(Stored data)
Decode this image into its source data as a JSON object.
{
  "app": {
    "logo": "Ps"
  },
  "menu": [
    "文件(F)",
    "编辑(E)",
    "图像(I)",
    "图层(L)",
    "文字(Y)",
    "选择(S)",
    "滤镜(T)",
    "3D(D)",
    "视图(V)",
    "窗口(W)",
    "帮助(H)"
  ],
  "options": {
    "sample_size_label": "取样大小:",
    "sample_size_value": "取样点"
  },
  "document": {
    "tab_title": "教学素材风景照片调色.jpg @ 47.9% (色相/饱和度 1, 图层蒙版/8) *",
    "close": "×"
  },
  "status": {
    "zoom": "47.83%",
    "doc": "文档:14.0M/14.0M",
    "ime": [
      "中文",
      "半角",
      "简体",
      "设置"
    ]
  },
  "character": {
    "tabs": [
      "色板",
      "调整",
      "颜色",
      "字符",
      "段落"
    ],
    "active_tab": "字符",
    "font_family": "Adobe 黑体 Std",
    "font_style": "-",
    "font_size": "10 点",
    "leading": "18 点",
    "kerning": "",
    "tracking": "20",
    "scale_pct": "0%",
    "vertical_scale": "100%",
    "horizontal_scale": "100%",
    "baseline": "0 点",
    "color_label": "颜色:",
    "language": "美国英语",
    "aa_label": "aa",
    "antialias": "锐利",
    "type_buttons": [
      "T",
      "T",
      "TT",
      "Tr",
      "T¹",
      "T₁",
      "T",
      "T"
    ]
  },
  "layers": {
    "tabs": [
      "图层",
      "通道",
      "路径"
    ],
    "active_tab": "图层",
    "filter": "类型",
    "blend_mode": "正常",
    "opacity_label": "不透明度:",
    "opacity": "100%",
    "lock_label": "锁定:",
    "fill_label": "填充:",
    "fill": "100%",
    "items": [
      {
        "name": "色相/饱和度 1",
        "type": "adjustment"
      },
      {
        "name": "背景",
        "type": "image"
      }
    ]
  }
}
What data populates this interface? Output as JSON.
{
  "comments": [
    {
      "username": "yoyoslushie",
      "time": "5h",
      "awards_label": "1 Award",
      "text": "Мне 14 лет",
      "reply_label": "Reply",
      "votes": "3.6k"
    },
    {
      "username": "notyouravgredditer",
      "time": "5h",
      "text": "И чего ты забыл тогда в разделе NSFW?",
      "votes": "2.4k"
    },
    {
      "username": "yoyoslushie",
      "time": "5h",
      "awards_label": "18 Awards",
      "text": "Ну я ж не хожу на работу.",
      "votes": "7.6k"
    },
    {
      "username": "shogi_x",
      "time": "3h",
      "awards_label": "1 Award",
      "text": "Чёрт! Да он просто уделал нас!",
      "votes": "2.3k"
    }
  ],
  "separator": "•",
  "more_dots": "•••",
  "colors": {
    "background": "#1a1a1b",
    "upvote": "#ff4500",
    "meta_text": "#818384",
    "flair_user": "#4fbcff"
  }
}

* [REQUEST]: Return the full listing, character for character.

* [ANSWER TO THE TASK]:
Decode this image into its source data as a JSON object.
{
  "app": {
    "logo": "Ps"
  },
  "menu": [
    "文件(F)",
    "编辑(E)",
    "图像(I)",
    "图层(L)",
    "文字(Y)",
    "选择(S)",
    "滤镜(T)",
    "3D(D)",
    "视图(V)",
    "窗口(W)",
    "帮助(H)"
  ],
  "options": {
    "sample_size_label": "取样大小:",
    "sample_size_value": "取样点"
  },
  "document": {
    "tab_title": "教学素材风景照片调色.jpg @ 47.9% (色相/饱和度 1, 图层蒙版/8) *",
    "close": "×"
  },
  "status": {
    "zoom": "47.83%",
    "doc": "文档:14.0M/14.0M",
    "ime": [
      "中文",
      "半角",
      "简体",
      "设置"
    ]
  },
  "character": {
    "tabs": [
      "色板",
      "调整",
      "颜色",
      "字符",
      "段落"
    ],
    "active_tab": "字符",
    "font_family": "Adobe 黑体 Std",
    "font_style": "-",
    "font_size": "10 点",
    "leading": "18 点",
    "kerning": "",
    "tracking": "20",
    "scale_pct": "0%",
    "vertical_scale": "100%",
    "horizontal_scale": "100%",
    "baseline": "0 点",
    "color_label": "颜色:",
    "language": "美国英语",
    "aa_label": "aa",
    "antialias": "锐利",
    "type_buttons": [
      "T",
      "T",
      "TT",
      "Tr",
      "T¹",
      "T₁",
      "T",
      "T"
    ]
  },
  "layers": {
    "tabs": [
      "图层",
      "通道",
      "路径"
    ],
    "active_tab": "图层",
    "filter": "类型",
    "blend_mode": "正常",
    "opacity_label": "不透明度:",
    "opacity": "100%",
    "lock_label": "锁定:",
    "fill_label": "填充:",
    "fill": "100%",
    "items": [
      {
        "name": "色相/饱和度 1",
        "type": "adjustment"
      },
      {
        "name": "背景",
        "type": "image"
      }
    ]
  }
}
What data populates this interface? Output as JSON.
{
  "comments": [
    {
      "username": "yoyoslushie",
      "time": "5h",
      "awards_label": "1 Award",
      "text": "Мне 14 лет",
      "reply_label": "Reply",
      "votes": "3.6k"
    },
    {
      "username": "notyouravgredditer",
      "time": "5h",
      "text": "И чего ты забыл тогда в разделе NSFW?",
      "votes": "2.4k"
    },
    {
      "username": "yoyoslushie",
      "time": "5h",
      "awards_label": "18 Awards",
      "text": "Ну я ж не хожу на работу.",
      "votes": "7.6k"
    },
    {
      "username": "shogi_x",
      "time": "3h",
      "awards_label": "1 Award",
      "text": "Чёрт! Да он просто уделал нас!",
      "votes": "2.3k"
    }
  ],
  "separator": "•",
  "more_dots": "•••",
  "colors": {
    "background": "#1a1a1b",
    "upvote": "#ff4500",
    "meta_text": "#818384",
    "flair_user": "#4fbcff"
  }
}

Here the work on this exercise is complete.